» Work instructions
Return each line of the records that contains the string "axis".

» Materials provided
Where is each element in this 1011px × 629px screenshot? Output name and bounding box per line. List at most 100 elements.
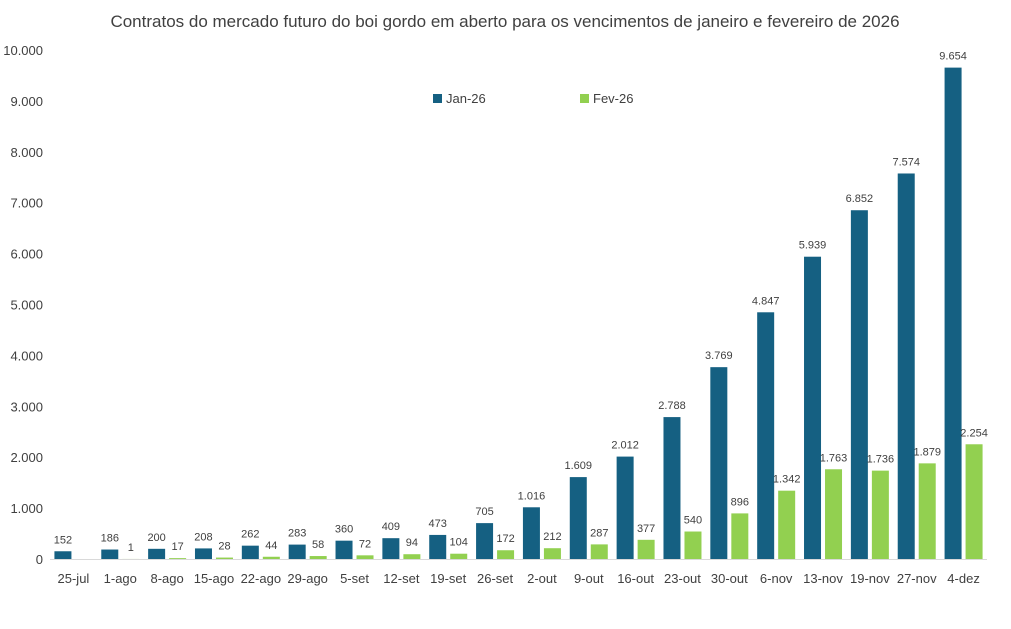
data-label-jan-26: 283 [288,528,306,540]
bar-jan-26-30-out [710,367,728,559]
x-tick-label: 23-out [664,571,701,586]
data-label-fev-26: 1.763 [820,452,848,464]
bar-fev-26-19-nov [871,470,889,559]
data-label-fev-26: 17 [172,541,184,553]
data-label-fev-26: 1 [128,542,134,554]
data-label-jan-26: 3.769 [705,350,733,362]
y-tick-label: 9.000 [10,94,43,109]
bar-fev-26-22-ago [262,556,280,559]
x-tick-label: 19-nov [850,571,890,586]
data-label-fev-26: 2.254 [960,427,988,439]
data-label-fev-26: 28 [218,541,230,553]
bar-jan-26-5-set [335,540,353,559]
x-tick-label: 26-set [477,571,514,586]
bar-jan-26-22-ago [241,545,259,559]
y-tick-label: 5.000 [10,298,43,313]
x-tick-label: 2-out [527,571,557,586]
data-label-jan-26: 5.939 [799,240,827,252]
bar-fev-26-6-nov [778,490,796,559]
bar-fev-26-23-out [684,531,702,559]
data-label-jan-26: 409 [382,521,400,533]
x-tick-label: 30-out [711,571,748,586]
bar-jan-26-9-out [569,477,587,559]
bar-jan-26-16-out [616,456,634,559]
bar-fev-26-8-ago [169,558,187,559]
bar-fev-26-16-out [637,539,655,559]
data-labels: 152 186 1 200 17 208 28 262 44 283 58 360 72 409 94 473… [54,51,988,554]
x-tick-label: 25-jul [58,571,90,586]
bar-jan-26-4-dez [944,67,962,560]
y-tick-label: 10.000 [3,43,43,58]
data-label-jan-26: 1.609 [565,460,593,472]
bar-jan-26-19-nov [850,210,868,559]
legend-swatch-jan-26 [433,94,442,103]
chart-title: Contratos do mercado futuro do boi gordo… [110,12,899,31]
bar-jan-26-25-jul [54,551,72,559]
bar-jan-26-27-nov [897,173,915,559]
bar-fev-26-12-set [403,554,421,559]
x-tick-label: 8-ago [151,571,184,586]
data-label-jan-26: 360 [335,524,353,536]
x-axis: 25-jul 1-ago 8-ago 15-ago 22-ago 29-ago 5-set 1… [58,571,980,586]
data-label-fev-26: 1.879 [913,446,941,458]
data-label-jan-26: 152 [54,534,72,546]
data-label-jan-26: 200 [147,532,165,544]
data-label-jan-26: 2.012 [611,440,639,452]
data-label-jan-26: 705 [475,506,493,518]
x-tick-label: 29-ago [287,571,327,586]
y-tick-label: 4.000 [10,348,43,363]
y-tick-label: 6.000 [10,247,43,262]
data-label-jan-26: 208 [194,531,212,543]
legend-label-fev-26: Fev-26 [593,91,633,106]
data-label-jan-26: 7.574 [892,156,920,168]
data-label-jan-26: 1.016 [518,490,546,502]
bar-jan-26-15-ago [194,548,212,559]
bar-jan-26-1-ago [101,549,119,559]
data-label-jan-26: 262 [241,529,259,541]
data-label-fev-26: 540 [684,515,702,527]
y-tick-label: 1.000 [10,501,43,516]
y-tick-label: 3.000 [10,399,43,414]
x-tick-label: 22-ago [241,571,281,586]
bar-jan-26-6-nov [757,312,775,559]
y-tick-label: 7.000 [10,196,43,211]
bar-jan-26-29-ago [288,544,306,559]
x-tick-label: 16-out [617,571,654,586]
data-label-fev-26: 44 [265,540,277,552]
bar-jan-26-26-set [476,523,494,559]
y-tick-label: 0 [36,552,43,567]
data-label-fev-26: 172 [496,533,514,545]
bar-fev-26-9-out [590,544,608,559]
bar-fev-26-29-ago [309,556,327,559]
x-tick-label: 27-nov [897,571,937,586]
data-label-jan-26: 6.852 [846,193,874,205]
bar-fev-26-5-set [356,555,374,559]
bar-fev-26-26-set [497,550,515,559]
legend-label-jan-26: Jan-26 [446,91,486,106]
data-label-fev-26: 58 [312,539,324,551]
x-tick-label: 1-ago [104,571,137,586]
x-tick-label: 5-set [340,571,369,586]
bar-fev-26-13-nov [825,469,843,559]
legend-swatch-fev-26 [580,94,589,103]
bar-jan-26-8-ago [148,548,166,559]
data-label-jan-26: 473 [429,518,447,530]
data-label-jan-26: 186 [101,533,119,545]
x-tick-label: 4-dez [947,571,980,586]
bar-fev-26-27-nov [918,463,936,559]
x-tick-label: 13-nov [803,571,843,586]
y-axis: 0 1.000 2.000 3.000 4.000 5.000 6.000 7.000 8.00… [3,43,43,567]
data-label-jan-26: 9.654 [939,51,967,63]
data-label-fev-26: 212 [543,531,561,543]
bar-fev-26-30-out [731,513,749,559]
data-label-jan-26: 4.847 [752,295,780,307]
bar-fev-26-19-set [450,553,468,559]
bar-fev-26-15-ago [215,557,233,559]
bar-jan-26-12-set [382,538,400,559]
data-label-fev-26: 1.736 [867,454,895,466]
data-label-jan-26: 2.788 [658,400,686,412]
bar-fev-26-4-dez [965,444,983,559]
x-tick-label: 6-nov [760,571,793,586]
y-tick-label: 8.000 [10,145,43,160]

» Result of the exercise
x-axis: 25-jul 1-ago 8-ago 15-ago 22-ago 29-ago 5-set 1… [58,571,980,586]
y-axis: 0 1.000 2.000 3.000 4.000 5.000 6.000 7.000 8.00… [3,43,43,567]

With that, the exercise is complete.